> [検討用の文章]:

# # # #

機能解剖学&運動生理学

膝関節の機能解剖6|下腿過外旋の原因と膝関節への影響

こんにちは。
理学療法士の中北です。

本日は「下腿過外旋の原因と膝関節への影響」についてお話いたします。

下腿過外旋のデメリット

膝のイラスト

変形性膝関節症患者数が約3000万人もいると言われているように、膝は腰と並び障害が生じやすい部分。

膝にしろ、腰にしろ、多くの場合は不安定性が障害につながっており、膝関節においては下腿が過外旋位になることで不安定性が高まります。

なぜ下腿が過外旋すると不安定性が高まるのかというと、前十字靭帯と後十字靭帯の緊張が大きく関与しています。

前十字靭帯と後十字靭帯は、交差するように走行して膝関節を安定させていますが、下腿が外旋位になるほど交差が緩んで緊張が低下することに。

なお、内側側副靭帯や外側側副靭帯は下腿外旋位で緊張が高まりますが、これらは膝関節外に付着している靭帯です。

# # # #

> [検討対象データ]:

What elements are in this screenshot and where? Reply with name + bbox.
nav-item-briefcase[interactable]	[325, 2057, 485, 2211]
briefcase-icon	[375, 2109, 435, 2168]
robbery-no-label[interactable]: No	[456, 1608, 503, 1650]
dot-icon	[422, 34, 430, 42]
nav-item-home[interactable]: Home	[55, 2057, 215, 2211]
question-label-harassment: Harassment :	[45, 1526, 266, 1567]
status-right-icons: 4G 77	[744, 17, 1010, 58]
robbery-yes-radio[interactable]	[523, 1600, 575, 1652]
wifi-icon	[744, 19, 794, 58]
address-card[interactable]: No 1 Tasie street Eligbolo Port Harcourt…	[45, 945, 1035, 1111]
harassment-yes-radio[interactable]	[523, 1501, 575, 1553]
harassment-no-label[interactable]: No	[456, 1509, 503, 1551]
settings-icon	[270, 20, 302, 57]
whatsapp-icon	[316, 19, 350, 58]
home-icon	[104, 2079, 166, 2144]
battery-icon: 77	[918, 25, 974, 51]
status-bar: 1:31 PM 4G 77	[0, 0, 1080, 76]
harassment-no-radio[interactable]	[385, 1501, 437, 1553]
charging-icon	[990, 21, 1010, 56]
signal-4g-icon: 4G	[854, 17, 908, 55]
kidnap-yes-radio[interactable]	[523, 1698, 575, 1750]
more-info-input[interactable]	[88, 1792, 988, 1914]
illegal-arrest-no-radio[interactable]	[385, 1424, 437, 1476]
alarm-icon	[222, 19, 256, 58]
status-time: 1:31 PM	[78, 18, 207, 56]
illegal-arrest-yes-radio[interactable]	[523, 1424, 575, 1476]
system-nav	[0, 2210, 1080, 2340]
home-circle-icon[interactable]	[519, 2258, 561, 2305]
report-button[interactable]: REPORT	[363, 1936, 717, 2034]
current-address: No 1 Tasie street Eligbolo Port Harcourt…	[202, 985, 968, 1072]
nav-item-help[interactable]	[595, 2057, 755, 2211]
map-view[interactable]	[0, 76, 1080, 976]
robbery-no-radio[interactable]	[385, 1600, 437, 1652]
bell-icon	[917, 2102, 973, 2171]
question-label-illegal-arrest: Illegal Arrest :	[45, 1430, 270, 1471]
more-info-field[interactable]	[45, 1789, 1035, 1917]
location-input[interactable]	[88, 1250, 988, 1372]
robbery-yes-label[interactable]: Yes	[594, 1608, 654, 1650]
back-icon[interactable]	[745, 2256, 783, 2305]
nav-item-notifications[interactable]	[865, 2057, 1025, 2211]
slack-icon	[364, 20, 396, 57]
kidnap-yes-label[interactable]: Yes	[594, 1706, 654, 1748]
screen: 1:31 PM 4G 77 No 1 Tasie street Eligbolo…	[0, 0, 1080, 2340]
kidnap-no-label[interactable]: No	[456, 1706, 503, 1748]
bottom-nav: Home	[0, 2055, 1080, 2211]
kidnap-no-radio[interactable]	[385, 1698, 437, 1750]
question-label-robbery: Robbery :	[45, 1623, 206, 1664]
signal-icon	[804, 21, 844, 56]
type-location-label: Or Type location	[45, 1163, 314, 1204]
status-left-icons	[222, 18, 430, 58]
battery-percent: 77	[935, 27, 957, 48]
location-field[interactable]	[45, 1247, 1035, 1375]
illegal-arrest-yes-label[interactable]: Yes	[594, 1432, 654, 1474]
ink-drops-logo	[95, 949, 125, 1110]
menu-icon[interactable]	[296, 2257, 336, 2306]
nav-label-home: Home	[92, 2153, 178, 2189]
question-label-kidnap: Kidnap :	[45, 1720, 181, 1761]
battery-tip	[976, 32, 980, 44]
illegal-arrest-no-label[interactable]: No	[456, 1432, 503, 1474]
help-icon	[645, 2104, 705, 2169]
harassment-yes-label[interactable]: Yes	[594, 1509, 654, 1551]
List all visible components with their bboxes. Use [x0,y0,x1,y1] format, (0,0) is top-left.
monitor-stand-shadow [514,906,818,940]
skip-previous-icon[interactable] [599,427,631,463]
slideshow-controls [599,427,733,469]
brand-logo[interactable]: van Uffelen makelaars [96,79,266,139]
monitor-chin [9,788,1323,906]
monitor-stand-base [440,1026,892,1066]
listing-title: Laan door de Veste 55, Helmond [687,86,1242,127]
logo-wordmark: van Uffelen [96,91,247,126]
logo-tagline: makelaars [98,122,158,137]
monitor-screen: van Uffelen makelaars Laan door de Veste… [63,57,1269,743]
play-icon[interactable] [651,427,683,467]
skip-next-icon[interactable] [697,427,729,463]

# # # #

> [学習課題]:
a. 下腿過外旋と膝関節の文章から、「変形性膝関節症患者数が約30」で始まり「緩んで緊張が低下することに。」で終わる部分を、一字も変えずに書き写してください。
b. 下腿過外旋と膝関節の文章は、最後の文のあとにどう続きますか。その続きを書き足してください。

> [課題別の解答]:
a.
変形性膝関節症患者数が約3000万人もいると言われているように、膝は腰と並び障害が生じやすい部分。

膝にしろ、腰にしろ、多くの場合は不安定性が障害につながっており、膝関節においては下腿が過外旋位になることで不安定性が高まります。

なぜ下腿が過外旋すると不安定性が高まるのかというと、前十字靭帯と後十字靭帯の緊張が大きく関与しています。

前十字靭帯と後十字靭帯は、交差するように走行して膝関節を安定させていますが、下腿が外旋位になるほど交差が緩んで緊張が低下することに。

b.
一方で、前十字靭帯と後十字靭帯は膝関節内で軸の中心に近い部分に付着している為、関節を安定させる作用は側副靭帯に比べて高いと考えられます。

膝周囲の靭帯のイラスト

例えば筋肉のインナーマッスルとアウターマッスルの関係で考えると、分かりやすいのではないでしょうか。

インナーマッスルが十字靭帯で、アウターマッスルが側副靭帯のイメージです。関節軸に近いインナーマッスルの方が、軸がズレないように作用していますよね。

そのため、下腿が過外旋すると前十字靭帯と後十字靭帯の緊張を緩め、膝関節の安定性が低下することで障害にもつながります。

下腿過外旋の原因

それでは、なぜ下腿が過外旋してしまうのでしょうか?

原因を大別すると、体幹部や股関節が膝関節に影響を及ぼす下行性運動連鎖と、足部からの影響による上行性運動連鎖が考えられます。

例えば下行性運動連鎖であれば、股関節が過剰に内旋していることで大腿骨も内旋し、相対的に下腿が外旋位となるパターン。

上行性運動連鎖であれば踵骨回外に伴う下腿の外旋、あるいは踵骨回内による下腿内旋パターンでも生じます。踵骨回内パターンでは運動連鎖によって大腿骨も内旋し、下腿よりも大腿骨の方が内旋角度が大きくなるので、これまた相対的に下腿は外旋位に。

特に高齢者の場合は、距骨が外旋拘縮していることで上行性に下腿が過外旋しているケースも多いようです。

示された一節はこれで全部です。